• EXERCISE AIM: Filter the entries below, keeping only lines with the word "Plateforme".

○ ○ ○ ○ ○

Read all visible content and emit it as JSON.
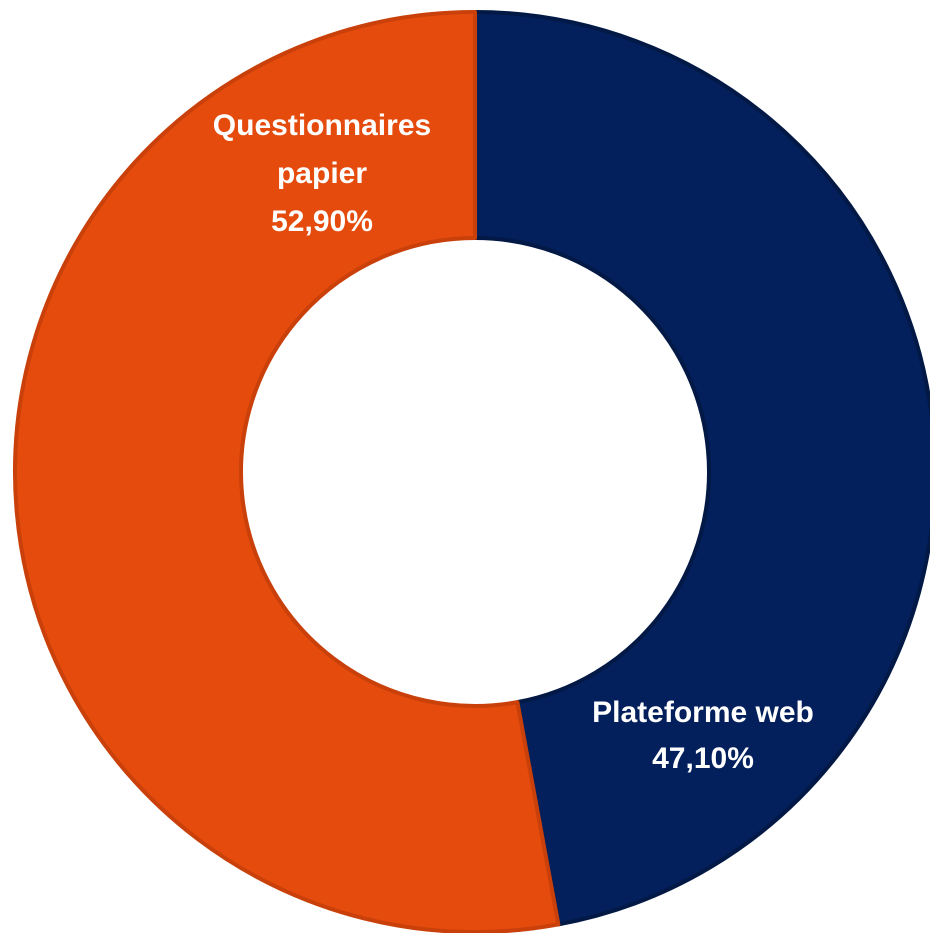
{
  "chart_data": {
    "type": "pie",
    "variant": "donut",
    "title": "",
    "slices": [
      {
        "name": "Plateforme web",
        "value": 47.1,
        "value_label": "47,10%",
        "label_lines": [
          "Plateforme web"
        ],
        "color": "#03205c",
        "border_color": "#021845"
      },
      {
        "name": "Questionnaires papier",
        "value": 52.9,
        "value_label": "52,90%",
        "label_lines": [
          "Questionnaires",
          "papier"
        ],
        "color": "#e44b0c",
        "border_color": "#c9400a"
      }
    ],
    "start_angle_deg": 0,
    "direction": "clockwise",
    "legend": "none",
    "data_labels": "inside"
  }
}
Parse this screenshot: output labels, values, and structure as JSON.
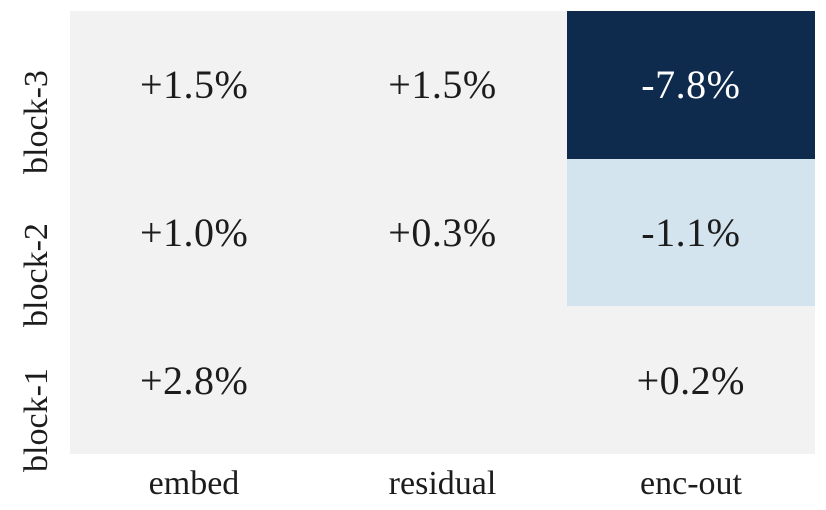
{
  "chart_data": {
    "type": "heatmap",
    "x_categories": [
      "embed",
      "residual",
      "enc-out"
    ],
    "y_categories": [
      "block-3",
      "block-2",
      "block-1"
    ],
    "rows": [
      {
        "y": "block-3",
        "cells": [
          {
            "label": "+1.5%",
            "value": 1.5,
            "bg": "#f2f2f2",
            "fg": "#1c1c1c"
          },
          {
            "label": "+1.5%",
            "value": 1.5,
            "bg": "#f2f2f2",
            "fg": "#1c1c1c"
          },
          {
            "label": "-7.8%",
            "value": -7.8,
            "bg": "#0e2a4d",
            "fg": "#ffffff"
          }
        ]
      },
      {
        "y": "block-2",
        "cells": [
          {
            "label": "+1.0%",
            "value": 1.0,
            "bg": "#f2f2f2",
            "fg": "#1c1c1c"
          },
          {
            "label": "+0.3%",
            "value": 0.3,
            "bg": "#f2f2f2",
            "fg": "#1c1c1c"
          },
          {
            "label": "-1.1%",
            "value": -1.1,
            "bg": "#d4e4ee",
            "fg": "#1c1c1c"
          }
        ]
      },
      {
        "y": "block-1",
        "cells": [
          {
            "label": "+2.8%",
            "value": 2.8,
            "bg": "#f2f2f2",
            "fg": "#1c1c1c"
          },
          {
            "label": "",
            "value": null,
            "bg": "#f2f2f2",
            "fg": "#1c1c1c"
          },
          {
            "label": "+0.2%",
            "value": 0.2,
            "bg": "#f2f2f2",
            "fg": "#1c1c1c"
          }
        ]
      }
    ],
    "colors": {
      "negative_strong_bg": "#0e2a4d",
      "negative_mild_bg": "#d4e4ee",
      "neutral_bg": "#f2f2f2",
      "text_dark": "#1c1c1c",
      "text_light": "#ffffff",
      "figure_bg": "#ffffff"
    },
    "layout": {
      "legend": false,
      "colorbar": false,
      "grid": false,
      "y_ticklabel_rotation_deg": 90
    }
  }
}
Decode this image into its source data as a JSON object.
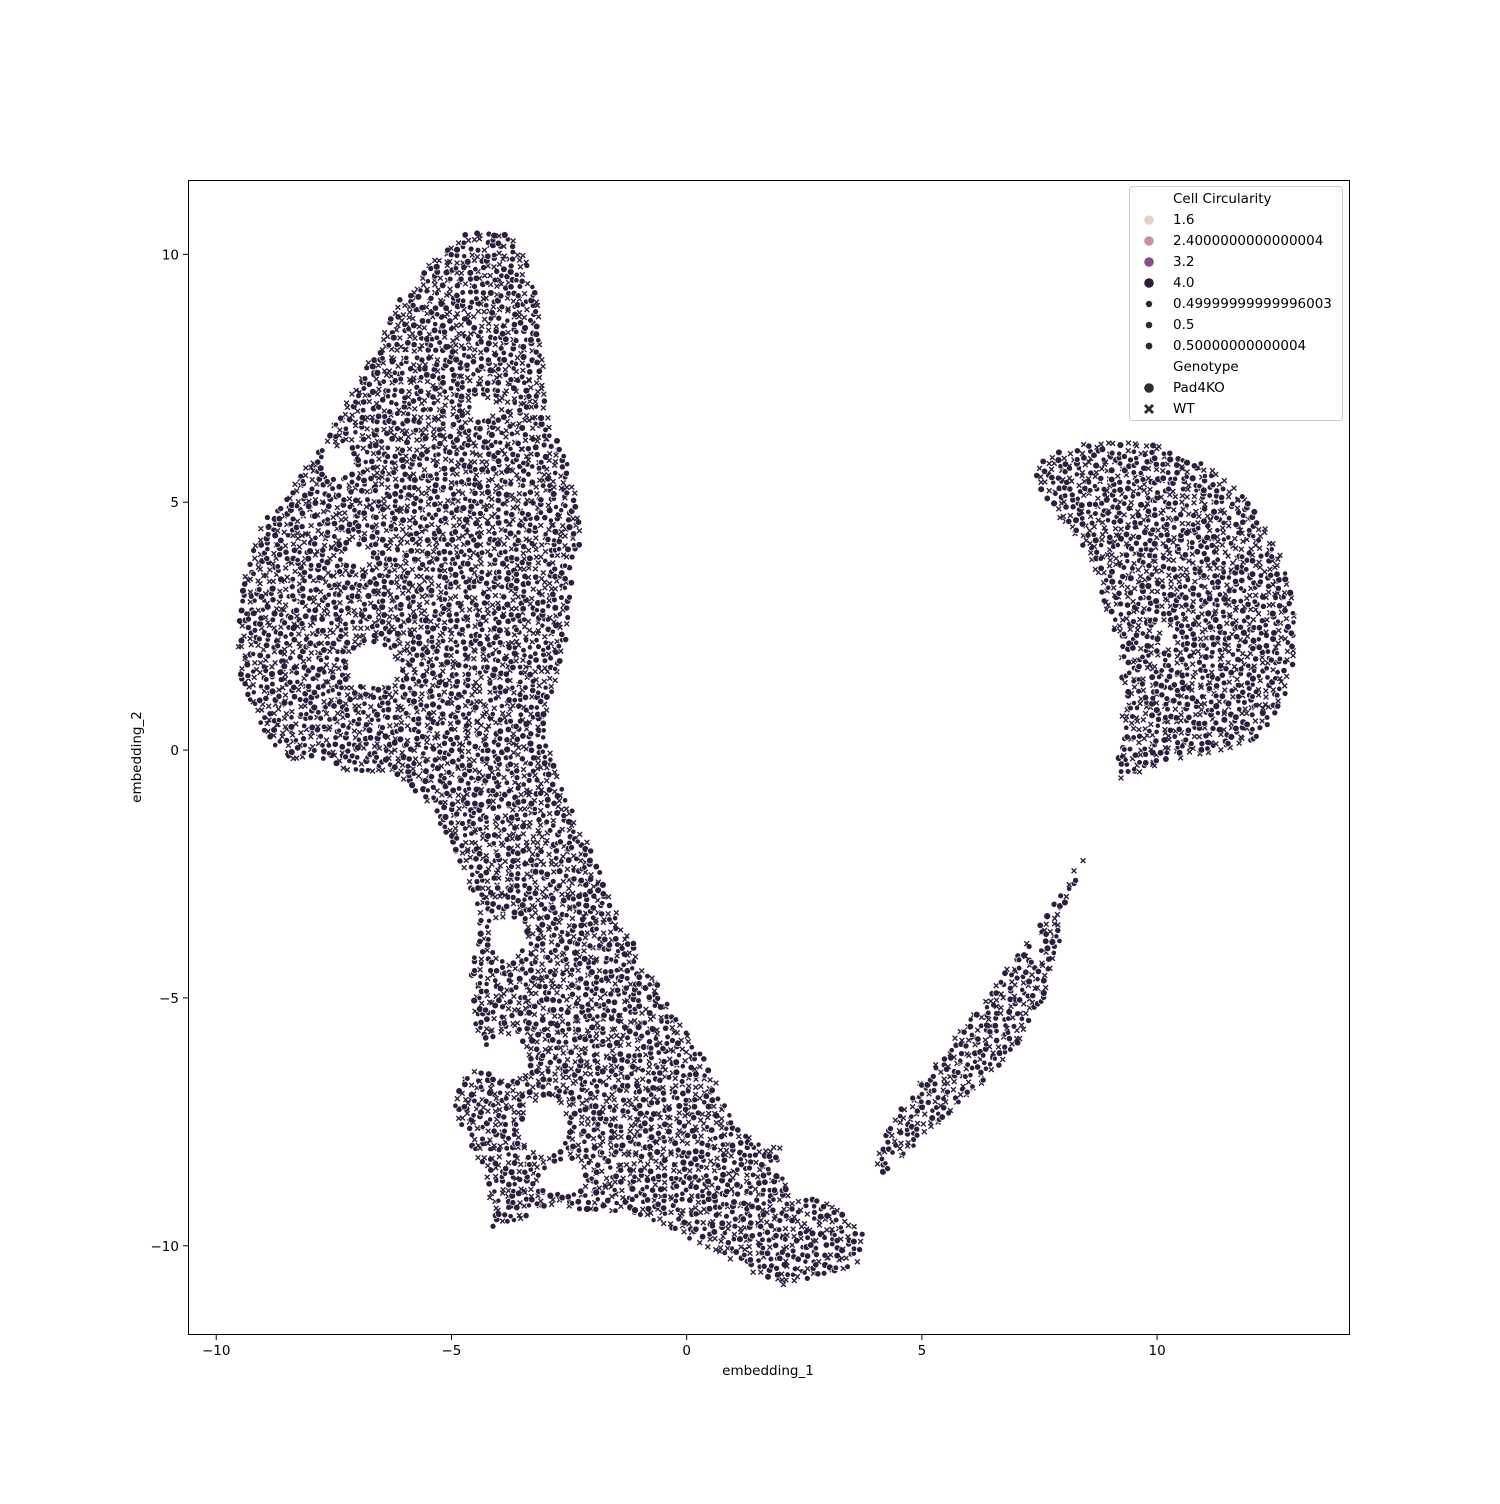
{
  "chart_data": {
    "type": "scatter",
    "title": "",
    "xlabel": "embedding_1",
    "ylabel": "embedding_2",
    "xlim": [
      -10.6,
      14.1
    ],
    "ylim": [
      -11.8,
      11.5
    ],
    "x_ticks": [
      -10,
      -5,
      0,
      5,
      10
    ],
    "x_tick_labels": [
      "−10",
      "−5",
      "0",
      "5",
      "10"
    ],
    "y_ticks": [
      -10,
      -5,
      0,
      5,
      10
    ],
    "y_tick_labels": [
      "−10",
      "−5",
      "0",
      "5",
      "10"
    ],
    "grid": false,
    "legend_position": "top-right",
    "hue": {
      "title": "Cell Circularity",
      "entries": [
        {
          "label": "1.6",
          "color": "#e8cfcb"
        },
        {
          "label": "2.4000000000000004",
          "color": "#c98fa9"
        },
        {
          "label": "3.2",
          "color": "#874f7f"
        },
        {
          "label": "4.0",
          "color": "#2d1e3e"
        }
      ]
    },
    "size": {
      "entries": [
        {
          "label": "0.49999999999996003"
        },
        {
          "label": "0.5"
        },
        {
          "label": "0.50000000000004"
        }
      ]
    },
    "style": {
      "title": "Genotype",
      "entries": [
        {
          "label": "Pad4KO",
          "marker": "circle"
        },
        {
          "label": "WT",
          "marker": "x"
        }
      ]
    },
    "point_color": "#2d1e3e",
    "edge_color": "#ffffff",
    "clusters": [
      {
        "name": "main",
        "outline": [
          [
            -4.7,
            10.4
          ],
          [
            -4.1,
            10.5
          ],
          [
            -3.7,
            10.4
          ],
          [
            -3.4,
            9.9
          ],
          [
            -3.15,
            9.0
          ],
          [
            -3.05,
            7.8
          ],
          [
            -3.0,
            6.8
          ],
          [
            -2.6,
            6.0
          ],
          [
            -2.35,
            5.2
          ],
          [
            -2.25,
            4.3
          ],
          [
            -2.45,
            3.2
          ],
          [
            -2.6,
            2.0
          ],
          [
            -2.9,
            1.0
          ],
          [
            -3.0,
            0.2
          ],
          [
            -2.65,
            -0.7
          ],
          [
            -2.25,
            -1.6
          ],
          [
            -1.9,
            -2.2
          ],
          [
            -1.6,
            -3.0
          ],
          [
            -1.35,
            -3.6
          ],
          [
            -0.8,
            -4.3
          ],
          [
            -0.5,
            -4.9
          ],
          [
            -0.1,
            -5.5
          ],
          [
            0.45,
            -6.3
          ],
          [
            0.8,
            -7.1
          ],
          [
            1.1,
            -7.6
          ],
          [
            1.75,
            -8.0
          ],
          [
            2.1,
            -8.0
          ],
          [
            1.85,
            -8.5
          ],
          [
            2.45,
            -8.9
          ],
          [
            3.1,
            -9.2
          ],
          [
            3.7,
            -9.6
          ],
          [
            3.8,
            -10.0
          ],
          [
            3.6,
            -10.4
          ],
          [
            2.8,
            -10.6
          ],
          [
            2.1,
            -10.8
          ],
          [
            1.3,
            -10.5
          ],
          [
            0.5,
            -10.1
          ],
          [
            -0.4,
            -9.6
          ],
          [
            -1.2,
            -9.3
          ],
          [
            -2.2,
            -9.3
          ],
          [
            -2.8,
            -9.2
          ],
          [
            -3.6,
            -9.5
          ],
          [
            -4.2,
            -9.7
          ],
          [
            -4.2,
            -9.0
          ],
          [
            -4.5,
            -8.2
          ],
          [
            -5.0,
            -7.2
          ],
          [
            -4.7,
            -6.5
          ],
          [
            -4.1,
            -6.4
          ],
          [
            -4.5,
            -5.6
          ],
          [
            -4.6,
            -4.5
          ],
          [
            -4.4,
            -3.7
          ],
          [
            -4.5,
            -3.0
          ],
          [
            -4.9,
            -2.1
          ],
          [
            -5.4,
            -1.2
          ],
          [
            -6.0,
            -0.6
          ],
          [
            -6.5,
            -0.4
          ],
          [
            -7.2,
            -0.5
          ],
          [
            -7.9,
            -0.1
          ],
          [
            -8.4,
            -0.25
          ],
          [
            -9.0,
            0.3
          ],
          [
            -9.5,
            1.5
          ],
          [
            -9.55,
            2.5
          ],
          [
            -9.4,
            3.6
          ],
          [
            -9.0,
            4.6
          ],
          [
            -8.3,
            5.4
          ],
          [
            -7.6,
            6.4
          ],
          [
            -7.0,
            7.4
          ],
          [
            -6.5,
            8.3
          ],
          [
            -6.1,
            9.1
          ],
          [
            -5.5,
            9.8
          ]
        ]
      },
      {
        "name": "right-upper",
        "outline": [
          [
            7.4,
            5.4
          ],
          [
            7.5,
            5.8
          ],
          [
            8.1,
            6.1
          ],
          [
            8.8,
            6.25
          ],
          [
            9.8,
            6.2
          ],
          [
            11.0,
            5.8
          ],
          [
            12.0,
            5.0
          ],
          [
            12.6,
            4.0
          ],
          [
            12.9,
            3.0
          ],
          [
            12.95,
            2.0
          ],
          [
            12.7,
            1.0
          ],
          [
            12.2,
            0.3
          ],
          [
            11.6,
            0.0
          ],
          [
            10.8,
            -0.1
          ],
          [
            10.0,
            -0.3
          ],
          [
            9.2,
            -0.6
          ],
          [
            9.15,
            -0.1
          ],
          [
            9.3,
            1.0
          ],
          [
            9.2,
            2.0
          ],
          [
            8.7,
            3.5
          ],
          [
            8.2,
            4.4
          ],
          [
            7.7,
            4.9
          ]
        ]
      },
      {
        "name": "right-arm",
        "outline": [
          [
            8.5,
            -2.15
          ],
          [
            8.3,
            -2.3
          ],
          [
            7.9,
            -3.0
          ],
          [
            7.3,
            -3.7
          ],
          [
            6.8,
            -4.4
          ],
          [
            6.1,
            -5.3
          ],
          [
            5.4,
            -6.2
          ],
          [
            4.8,
            -6.9
          ],
          [
            4.3,
            -7.6
          ],
          [
            4.0,
            -8.3
          ],
          [
            4.15,
            -8.55
          ],
          [
            4.7,
            -8.1
          ],
          [
            5.5,
            -7.4
          ],
          [
            6.2,
            -6.8
          ],
          [
            7.0,
            -6.0
          ],
          [
            7.6,
            -5.0
          ],
          [
            7.9,
            -4.0
          ],
          [
            8.1,
            -3.0
          ]
        ]
      }
    ],
    "holes": [
      {
        "cx": -6.7,
        "cy": 1.7,
        "rx": 0.55,
        "ry": 0.45
      },
      {
        "cx": -7.4,
        "cy": 5.8,
        "rx": 0.35,
        "ry": 0.3
      },
      {
        "cx": -7.0,
        "cy": 3.9,
        "rx": 0.25,
        "ry": 0.2
      },
      {
        "cx": -3.8,
        "cy": -3.8,
        "rx": 0.35,
        "ry": 0.45
      },
      {
        "cx": -3.8,
        "cy": -6.2,
        "rx": 0.45,
        "ry": 0.45
      },
      {
        "cx": -3.0,
        "cy": -7.6,
        "rx": 0.5,
        "ry": 0.55
      },
      {
        "cx": -2.6,
        "cy": -8.6,
        "rx": 0.45,
        "ry": 0.35
      },
      {
        "cx": 2.6,
        "cy": -8.5,
        "rx": 0.55,
        "ry": 0.55
      },
      {
        "cx": 3.2,
        "cy": -7.7,
        "rx": 0.3,
        "ry": 0.25
      },
      {
        "cx": -0.8,
        "cy": -4.2,
        "rx": 0.2,
        "ry": 0.3
      },
      {
        "cx": 10.2,
        "cy": 2.3,
        "rx": 0.15,
        "ry": 0.2
      },
      {
        "cx": 7.4,
        "cy": -3.9,
        "rx": 0.12,
        "ry": 0.35
      },
      {
        "cx": -4.3,
        "cy": 6.9,
        "rx": 0.25,
        "ry": 0.2
      }
    ]
  }
}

○ ○ ○ ○ ○

• OUTPUT OF THE EXERCISE:
        "name": "Plateforme web",
          "Plateforme web"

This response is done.